## Dataset entries
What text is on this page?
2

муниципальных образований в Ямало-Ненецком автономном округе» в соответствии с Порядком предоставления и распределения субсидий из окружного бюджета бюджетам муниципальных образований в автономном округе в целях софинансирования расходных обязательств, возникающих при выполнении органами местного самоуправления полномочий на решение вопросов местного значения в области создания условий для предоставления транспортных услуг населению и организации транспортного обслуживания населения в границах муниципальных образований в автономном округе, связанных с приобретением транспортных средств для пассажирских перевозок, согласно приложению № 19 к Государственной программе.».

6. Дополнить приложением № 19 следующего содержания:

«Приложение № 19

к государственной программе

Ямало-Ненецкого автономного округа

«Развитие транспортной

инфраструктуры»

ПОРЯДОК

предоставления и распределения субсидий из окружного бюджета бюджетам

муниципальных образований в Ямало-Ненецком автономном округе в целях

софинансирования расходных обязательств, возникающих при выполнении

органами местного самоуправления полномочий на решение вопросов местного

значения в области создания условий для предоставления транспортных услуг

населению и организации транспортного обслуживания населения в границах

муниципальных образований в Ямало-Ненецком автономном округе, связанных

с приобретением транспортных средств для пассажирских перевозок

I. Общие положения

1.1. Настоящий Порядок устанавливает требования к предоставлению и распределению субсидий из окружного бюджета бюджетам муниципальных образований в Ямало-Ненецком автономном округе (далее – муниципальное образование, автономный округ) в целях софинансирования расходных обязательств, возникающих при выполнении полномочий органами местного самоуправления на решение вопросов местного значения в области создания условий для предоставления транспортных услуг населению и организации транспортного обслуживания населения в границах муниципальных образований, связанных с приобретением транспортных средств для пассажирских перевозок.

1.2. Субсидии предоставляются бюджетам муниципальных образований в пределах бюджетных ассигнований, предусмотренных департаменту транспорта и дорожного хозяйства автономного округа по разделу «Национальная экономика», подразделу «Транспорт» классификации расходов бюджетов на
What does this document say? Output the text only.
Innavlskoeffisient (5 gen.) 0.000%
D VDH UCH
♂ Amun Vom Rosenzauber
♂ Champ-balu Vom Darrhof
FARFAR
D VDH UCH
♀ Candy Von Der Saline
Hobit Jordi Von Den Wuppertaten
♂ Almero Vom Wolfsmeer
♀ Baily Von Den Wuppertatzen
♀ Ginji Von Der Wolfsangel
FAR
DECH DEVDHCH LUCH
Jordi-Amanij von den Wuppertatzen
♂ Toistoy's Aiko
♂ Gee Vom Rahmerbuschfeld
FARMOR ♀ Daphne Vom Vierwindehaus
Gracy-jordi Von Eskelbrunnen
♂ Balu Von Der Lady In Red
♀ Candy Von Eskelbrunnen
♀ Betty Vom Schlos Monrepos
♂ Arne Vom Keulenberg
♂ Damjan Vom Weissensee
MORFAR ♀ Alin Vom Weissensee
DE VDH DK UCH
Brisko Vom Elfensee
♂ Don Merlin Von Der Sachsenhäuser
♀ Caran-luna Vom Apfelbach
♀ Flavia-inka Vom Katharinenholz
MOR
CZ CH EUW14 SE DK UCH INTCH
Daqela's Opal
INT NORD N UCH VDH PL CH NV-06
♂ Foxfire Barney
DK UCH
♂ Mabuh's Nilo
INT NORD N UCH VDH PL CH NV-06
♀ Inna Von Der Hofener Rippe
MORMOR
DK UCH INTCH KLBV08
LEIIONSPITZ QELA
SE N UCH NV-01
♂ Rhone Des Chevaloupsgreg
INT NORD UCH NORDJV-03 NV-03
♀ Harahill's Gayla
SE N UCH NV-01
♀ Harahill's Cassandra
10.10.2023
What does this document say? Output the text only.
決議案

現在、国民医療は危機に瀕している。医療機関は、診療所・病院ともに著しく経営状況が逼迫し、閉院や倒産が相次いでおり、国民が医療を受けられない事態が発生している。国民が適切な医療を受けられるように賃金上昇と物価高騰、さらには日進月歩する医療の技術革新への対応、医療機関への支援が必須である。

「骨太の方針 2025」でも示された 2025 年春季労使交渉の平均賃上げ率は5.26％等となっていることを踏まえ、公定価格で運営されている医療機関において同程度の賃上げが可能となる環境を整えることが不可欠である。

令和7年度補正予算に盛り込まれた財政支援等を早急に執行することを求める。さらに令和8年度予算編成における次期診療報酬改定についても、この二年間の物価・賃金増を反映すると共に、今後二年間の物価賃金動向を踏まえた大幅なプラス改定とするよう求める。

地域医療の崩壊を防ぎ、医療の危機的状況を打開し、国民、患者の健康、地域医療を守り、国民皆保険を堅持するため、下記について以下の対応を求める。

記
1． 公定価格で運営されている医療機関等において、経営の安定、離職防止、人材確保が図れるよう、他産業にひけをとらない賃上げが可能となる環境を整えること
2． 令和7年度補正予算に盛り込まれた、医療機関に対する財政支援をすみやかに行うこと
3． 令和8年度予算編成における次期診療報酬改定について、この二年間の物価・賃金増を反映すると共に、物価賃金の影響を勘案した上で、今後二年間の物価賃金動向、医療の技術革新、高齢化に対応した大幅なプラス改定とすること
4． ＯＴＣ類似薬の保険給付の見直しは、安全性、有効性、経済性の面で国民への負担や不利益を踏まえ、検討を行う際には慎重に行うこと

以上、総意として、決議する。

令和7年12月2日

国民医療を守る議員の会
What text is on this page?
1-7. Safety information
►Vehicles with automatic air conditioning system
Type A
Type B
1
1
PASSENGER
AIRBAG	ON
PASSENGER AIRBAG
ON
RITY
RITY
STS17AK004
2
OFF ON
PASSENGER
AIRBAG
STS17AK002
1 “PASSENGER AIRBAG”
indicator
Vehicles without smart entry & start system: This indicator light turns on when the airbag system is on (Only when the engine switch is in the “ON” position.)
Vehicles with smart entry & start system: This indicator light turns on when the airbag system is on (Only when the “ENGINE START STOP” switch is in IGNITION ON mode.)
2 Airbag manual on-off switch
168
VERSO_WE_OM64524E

## Description of the task
Go through the records above and retype each one exactly.

## Reply to the exercise
What text is on this page?
2

муниципальных образований в Ямало-Ненецком автономном округе» в соответствии с Порядком предоставления и распределения субсидий из окружного бюджета бюджетам муниципальных образований в автономном округе в целях софинансирования расходных обязательств, возникающих при выполнении органами местного самоуправления полномочий на решение вопросов местного значения в области создания условий для предоставления транспортных услуг населению и организации транспортного обслуживания населения в границах муниципальных образований в автономном округе, связанных с приобретением транспортных средств для пассажирских перевозок, согласно приложению № 19 к Государственной программе.».

6. Дополнить приложением № 19 следующего содержания:

«Приложение № 19

к государственной программе

Ямало-Ненецкого автономного округа

«Развитие транспортной

инфраструктуры»

ПОРЯДОК

предоставления и распределения субсидий из окружного бюджета бюджетам

муниципальных образований в Ямало-Ненецком автономном округе в целях

софинансирования расходных обязательств, возникающих при выполнении

органами местного самоуправления полномочий на решение вопросов местного

значения в области создания условий для предоставления транспортных услуг

населению и организации транспортного обслуживания населения в границах

муниципальных образований в Ямало-Ненецком автономном округе, связанных

с приобретением транспортных средств для пассажирских перевозок

I. Общие положения

1.1. Настоящий Порядок устанавливает требования к предоставлению и распределению субсидий из окружного бюджета бюджетам муниципальных образований в Ямало-Ненецком автономном округе (далее – муниципальное образование, автономный округ) в целях софинансирования расходных обязательств, возникающих при выполнении полномочий органами местного самоуправления на решение вопросов местного значения в области создания условий для предоставления транспортных услуг населению и организации транспортного обслуживания населения в границах муниципальных образований, связанных с приобретением транспортных средств для пассажирских перевозок.

1.2. Субсидии предоставляются бюджетам муниципальных образований в пределах бюджетных ассигнований, предусмотренных департаменту транспорта и дорожного хозяйства автономного округа по разделу «Национальная экономика», подразделу «Транспорт» классификации расходов бюджетов на
What does this document say? Output the text only.
Innavlskoeffisient (5 gen.) 0.000%
D VDH UCH
♂ Amun Vom Rosenzauber
♂ Champ-balu Vom Darrhof
FARFAR
D VDH UCH
♀ Candy Von Der Saline
Hobit Jordi Von Den Wuppertaten
♂ Almero Vom Wolfsmeer
♀ Baily Von Den Wuppertatzen
♀ Ginji Von Der Wolfsangel
FAR
DECH DEVDHCH LUCH
Jordi-Amanij von den Wuppertatzen
♂ Toistoy's Aiko
♂ Gee Vom Rahmerbuschfeld
FARMOR ♀ Daphne Vom Vierwindehaus
Gracy-jordi Von Eskelbrunnen
♂ Balu Von Der Lady In Red
♀ Candy Von Eskelbrunnen
♀ Betty Vom Schlos Monrepos
♂ Arne Vom Keulenberg
♂ Damjan Vom Weissensee
MORFAR ♀ Alin Vom Weissensee
DE VDH DK UCH
Brisko Vom Elfensee
♂ Don Merlin Von Der Sachsenhäuser
♀ Caran-luna Vom Apfelbach
♀ Flavia-inka Vom Katharinenholz
MOR
CZ CH EUW14 SE DK UCH INTCH
Daqela's Opal
INT NORD N UCH VDH PL CH NV-06
♂ Foxfire Barney
DK UCH
♂ Mabuh's Nilo
INT NORD N UCH VDH PL CH NV-06
♀ Inna Von Der Hofener Rippe
MORMOR
DK UCH INTCH KLBV08
LEIIONSPITZ QELA
SE N UCH NV-01
♂ Rhone Des Chevaloupsgreg
INT NORD UCH NORDJV-03 NV-03
♀ Harahill's Gayla
SE N UCH NV-01
♀ Harahill's Cassandra
10.10.2023
What does this document say? Output the text only.
決議案

現在、国民医療は危機に瀕している。医療機関は、診療所・病院ともに著しく経営状況が逼迫し、閉院や倒産が相次いでおり、国民が医療を受けられない事態が発生している。国民が適切な医療を受けられるように賃金上昇と物価高騰、さらには日進月歩する医療の技術革新への対応、医療機関への支援が必須である。

「骨太の方針 2025」でも示された 2025 年春季労使交渉の平均賃上げ率は5.26％等となっていることを踏まえ、公定価格で運営されている医療機関において同程度の賃上げが可能となる環境を整えることが不可欠である。

令和7年度補正予算に盛り込まれた財政支援等を早急に執行することを求める。さらに令和8年度予算編成における次期診療報酬改定についても、この二年間の物価・賃金増を反映すると共に、今後二年間の物価賃金動向を踏まえた大幅なプラス改定とするよう求める。

地域医療の崩壊を防ぎ、医療の危機的状況を打開し、国民、患者の健康、地域医療を守り、国民皆保険を堅持するため、下記について以下の対応を求める。

記
1． 公定価格で運営されている医療機関等において、経営の安定、離職防止、人材確保が図れるよう、他産業にひけをとらない賃上げが可能となる環境を整えること
2． 令和7年度補正予算に盛り込まれた、医療機関に対する財政支援をすみやかに行うこと
3． 令和8年度予算編成における次期診療報酬改定について、この二年間の物価・賃金増を反映すると共に、物価賃金の影響を勘案した上で、今後二年間の物価賃金動向、医療の技術革新、高齢化に対応した大幅なプラス改定とすること
4． ＯＴＣ類似薬の保険給付の見直しは、安全性、有効性、経済性の面で国民への負担や不利益を踏まえ、検討を行う際には慎重に行うこと

以上、総意として、決議する。

令和7年12月2日

国民医療を守る議員の会
What text is on this page?
1-7. Safety information
►Vehicles with automatic air conditioning system
Type A
Type B
1
1
PASSENGER
AIRBAG	ON
PASSENGER AIRBAG
ON
RITY
RITY
STS17AK004
2
OFF ON
PASSENGER
AIRBAG
STS17AK002
1 “PASSENGER AIRBAG”
indicator
Vehicles without smart entry & start system: This indicator light turns on when the airbag system is on (Only when the engine switch is in the “ON” position.)
Vehicles with smart entry & start system: This indicator light turns on when the airbag system is on (Only when the “ENGINE START STOP” switch is in IGNITION ON mode.)
2 Airbag manual on-off switch
168
VERSO_WE_OM64524E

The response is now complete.